**PROBLEM**
Check each line of the material below, and copy it if it holds the string "title".

(Dataset rows)
start

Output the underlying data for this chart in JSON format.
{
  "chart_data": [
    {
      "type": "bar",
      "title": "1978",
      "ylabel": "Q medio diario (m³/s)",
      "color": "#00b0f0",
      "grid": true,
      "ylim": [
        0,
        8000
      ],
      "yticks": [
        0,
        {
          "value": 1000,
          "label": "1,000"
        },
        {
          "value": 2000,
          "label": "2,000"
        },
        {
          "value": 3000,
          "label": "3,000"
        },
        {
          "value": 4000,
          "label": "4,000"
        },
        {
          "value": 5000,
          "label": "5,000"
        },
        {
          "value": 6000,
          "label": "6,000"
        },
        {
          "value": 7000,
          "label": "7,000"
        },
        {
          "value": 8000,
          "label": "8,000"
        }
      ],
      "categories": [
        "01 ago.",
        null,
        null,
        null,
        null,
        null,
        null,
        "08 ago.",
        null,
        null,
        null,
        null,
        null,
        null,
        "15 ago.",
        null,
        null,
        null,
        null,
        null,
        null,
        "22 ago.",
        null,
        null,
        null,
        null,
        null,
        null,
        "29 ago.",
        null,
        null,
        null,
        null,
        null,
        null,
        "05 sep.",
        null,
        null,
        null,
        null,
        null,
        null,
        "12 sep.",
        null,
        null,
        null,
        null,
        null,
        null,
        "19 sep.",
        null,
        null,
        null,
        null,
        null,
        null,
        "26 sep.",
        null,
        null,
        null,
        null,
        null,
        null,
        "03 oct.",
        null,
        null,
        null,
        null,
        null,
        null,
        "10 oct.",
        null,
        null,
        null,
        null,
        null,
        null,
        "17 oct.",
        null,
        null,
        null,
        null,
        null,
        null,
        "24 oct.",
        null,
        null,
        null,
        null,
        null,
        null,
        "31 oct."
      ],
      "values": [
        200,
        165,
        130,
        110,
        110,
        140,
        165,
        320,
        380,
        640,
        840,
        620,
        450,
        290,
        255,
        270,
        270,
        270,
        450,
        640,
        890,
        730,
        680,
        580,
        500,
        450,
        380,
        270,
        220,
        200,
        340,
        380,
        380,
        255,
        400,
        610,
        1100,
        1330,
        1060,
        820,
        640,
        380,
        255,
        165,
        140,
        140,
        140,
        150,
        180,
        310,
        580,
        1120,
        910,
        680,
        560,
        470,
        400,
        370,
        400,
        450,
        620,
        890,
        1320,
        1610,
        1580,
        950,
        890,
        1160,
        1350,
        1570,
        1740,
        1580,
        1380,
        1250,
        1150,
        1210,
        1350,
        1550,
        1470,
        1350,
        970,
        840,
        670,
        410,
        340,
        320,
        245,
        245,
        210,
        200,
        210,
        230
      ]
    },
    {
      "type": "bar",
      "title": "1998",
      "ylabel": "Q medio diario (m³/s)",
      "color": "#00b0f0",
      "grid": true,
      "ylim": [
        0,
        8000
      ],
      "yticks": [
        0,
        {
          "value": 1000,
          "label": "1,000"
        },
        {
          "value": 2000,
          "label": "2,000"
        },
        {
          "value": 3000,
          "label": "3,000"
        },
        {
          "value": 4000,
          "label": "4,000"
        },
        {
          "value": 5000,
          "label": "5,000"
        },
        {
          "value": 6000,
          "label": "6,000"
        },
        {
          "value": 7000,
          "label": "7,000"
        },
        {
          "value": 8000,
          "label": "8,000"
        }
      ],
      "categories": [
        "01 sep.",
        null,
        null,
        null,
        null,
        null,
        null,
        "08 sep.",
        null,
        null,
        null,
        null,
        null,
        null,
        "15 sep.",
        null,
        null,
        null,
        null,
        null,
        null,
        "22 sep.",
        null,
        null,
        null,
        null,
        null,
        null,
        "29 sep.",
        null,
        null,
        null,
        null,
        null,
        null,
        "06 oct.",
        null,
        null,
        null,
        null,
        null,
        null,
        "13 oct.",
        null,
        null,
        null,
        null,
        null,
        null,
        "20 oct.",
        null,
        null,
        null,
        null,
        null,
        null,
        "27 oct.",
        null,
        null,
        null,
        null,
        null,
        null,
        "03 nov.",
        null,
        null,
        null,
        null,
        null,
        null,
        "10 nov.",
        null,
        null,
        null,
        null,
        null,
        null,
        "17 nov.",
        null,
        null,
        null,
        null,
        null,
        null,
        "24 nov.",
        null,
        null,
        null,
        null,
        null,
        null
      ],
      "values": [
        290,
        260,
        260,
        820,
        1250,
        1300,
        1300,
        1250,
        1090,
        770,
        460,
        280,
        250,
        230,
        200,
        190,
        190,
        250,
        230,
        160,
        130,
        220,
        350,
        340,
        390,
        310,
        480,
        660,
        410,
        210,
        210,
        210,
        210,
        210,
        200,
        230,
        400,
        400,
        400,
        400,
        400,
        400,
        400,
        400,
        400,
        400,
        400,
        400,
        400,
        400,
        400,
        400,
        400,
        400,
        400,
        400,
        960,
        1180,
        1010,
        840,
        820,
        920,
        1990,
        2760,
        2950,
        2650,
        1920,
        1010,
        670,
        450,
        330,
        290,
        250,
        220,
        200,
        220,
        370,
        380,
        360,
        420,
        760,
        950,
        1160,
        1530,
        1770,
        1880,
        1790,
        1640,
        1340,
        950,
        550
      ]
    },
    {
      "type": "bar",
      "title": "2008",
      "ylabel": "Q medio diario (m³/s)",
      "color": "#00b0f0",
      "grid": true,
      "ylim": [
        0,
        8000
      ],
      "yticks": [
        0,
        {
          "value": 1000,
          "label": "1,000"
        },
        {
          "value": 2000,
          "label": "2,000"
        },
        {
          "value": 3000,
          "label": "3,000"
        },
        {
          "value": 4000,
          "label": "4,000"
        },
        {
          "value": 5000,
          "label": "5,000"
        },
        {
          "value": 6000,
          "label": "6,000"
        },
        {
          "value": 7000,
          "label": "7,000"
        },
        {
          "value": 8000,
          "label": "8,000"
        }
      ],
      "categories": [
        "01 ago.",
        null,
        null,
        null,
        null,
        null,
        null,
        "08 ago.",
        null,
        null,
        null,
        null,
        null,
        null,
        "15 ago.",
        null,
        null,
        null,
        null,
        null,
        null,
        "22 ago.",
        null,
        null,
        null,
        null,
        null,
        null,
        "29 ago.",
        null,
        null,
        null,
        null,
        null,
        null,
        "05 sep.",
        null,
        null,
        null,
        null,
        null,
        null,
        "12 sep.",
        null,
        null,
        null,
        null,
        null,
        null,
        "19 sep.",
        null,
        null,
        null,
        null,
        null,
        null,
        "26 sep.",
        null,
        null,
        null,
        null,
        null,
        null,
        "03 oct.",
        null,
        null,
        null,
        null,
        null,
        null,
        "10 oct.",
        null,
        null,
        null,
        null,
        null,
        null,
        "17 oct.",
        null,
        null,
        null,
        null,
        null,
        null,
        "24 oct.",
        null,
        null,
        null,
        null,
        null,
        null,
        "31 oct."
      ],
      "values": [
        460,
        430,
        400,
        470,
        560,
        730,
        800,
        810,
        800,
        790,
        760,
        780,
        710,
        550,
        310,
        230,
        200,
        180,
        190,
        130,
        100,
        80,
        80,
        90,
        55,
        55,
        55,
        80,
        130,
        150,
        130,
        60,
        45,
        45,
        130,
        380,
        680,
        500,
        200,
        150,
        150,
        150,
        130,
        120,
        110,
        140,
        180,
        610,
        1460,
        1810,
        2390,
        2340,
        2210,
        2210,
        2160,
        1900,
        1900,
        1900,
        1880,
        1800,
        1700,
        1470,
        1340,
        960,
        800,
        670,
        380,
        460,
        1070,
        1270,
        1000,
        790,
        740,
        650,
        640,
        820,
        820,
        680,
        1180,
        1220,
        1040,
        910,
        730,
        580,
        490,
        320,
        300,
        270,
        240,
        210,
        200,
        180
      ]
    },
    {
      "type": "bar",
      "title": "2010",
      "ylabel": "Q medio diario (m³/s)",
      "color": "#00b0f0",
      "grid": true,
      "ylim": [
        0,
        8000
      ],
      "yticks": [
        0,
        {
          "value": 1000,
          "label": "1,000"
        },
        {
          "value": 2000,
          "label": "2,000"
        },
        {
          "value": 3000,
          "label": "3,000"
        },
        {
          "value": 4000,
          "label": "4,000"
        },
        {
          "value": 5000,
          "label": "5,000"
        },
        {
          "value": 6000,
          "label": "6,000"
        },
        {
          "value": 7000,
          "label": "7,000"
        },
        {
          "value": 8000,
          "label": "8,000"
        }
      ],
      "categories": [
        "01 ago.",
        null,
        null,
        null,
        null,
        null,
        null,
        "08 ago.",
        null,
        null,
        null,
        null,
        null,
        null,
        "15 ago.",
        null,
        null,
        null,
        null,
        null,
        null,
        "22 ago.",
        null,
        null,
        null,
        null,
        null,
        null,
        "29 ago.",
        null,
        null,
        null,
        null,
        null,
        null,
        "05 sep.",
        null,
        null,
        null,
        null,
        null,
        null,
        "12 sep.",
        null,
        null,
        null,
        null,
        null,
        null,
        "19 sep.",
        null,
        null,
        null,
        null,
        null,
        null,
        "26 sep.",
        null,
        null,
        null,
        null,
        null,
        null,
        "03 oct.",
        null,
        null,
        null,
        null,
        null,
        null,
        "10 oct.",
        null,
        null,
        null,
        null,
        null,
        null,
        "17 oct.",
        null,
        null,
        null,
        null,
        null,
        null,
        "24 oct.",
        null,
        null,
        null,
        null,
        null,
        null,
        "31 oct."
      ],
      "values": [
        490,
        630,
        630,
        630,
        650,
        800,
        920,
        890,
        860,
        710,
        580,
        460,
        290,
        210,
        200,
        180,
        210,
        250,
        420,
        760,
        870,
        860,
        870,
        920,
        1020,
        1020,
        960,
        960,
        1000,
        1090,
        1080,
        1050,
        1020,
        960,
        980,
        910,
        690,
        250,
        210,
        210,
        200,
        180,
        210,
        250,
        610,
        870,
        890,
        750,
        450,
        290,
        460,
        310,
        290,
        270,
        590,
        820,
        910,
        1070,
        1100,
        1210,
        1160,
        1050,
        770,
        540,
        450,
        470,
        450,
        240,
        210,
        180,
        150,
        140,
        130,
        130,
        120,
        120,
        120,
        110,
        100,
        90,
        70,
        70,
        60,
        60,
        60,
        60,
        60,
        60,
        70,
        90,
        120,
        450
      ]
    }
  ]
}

end

**FINISHED ANSWER**
      "title": "1978",
      "title": "1998",
      "title": "2008",
      "title": "2010",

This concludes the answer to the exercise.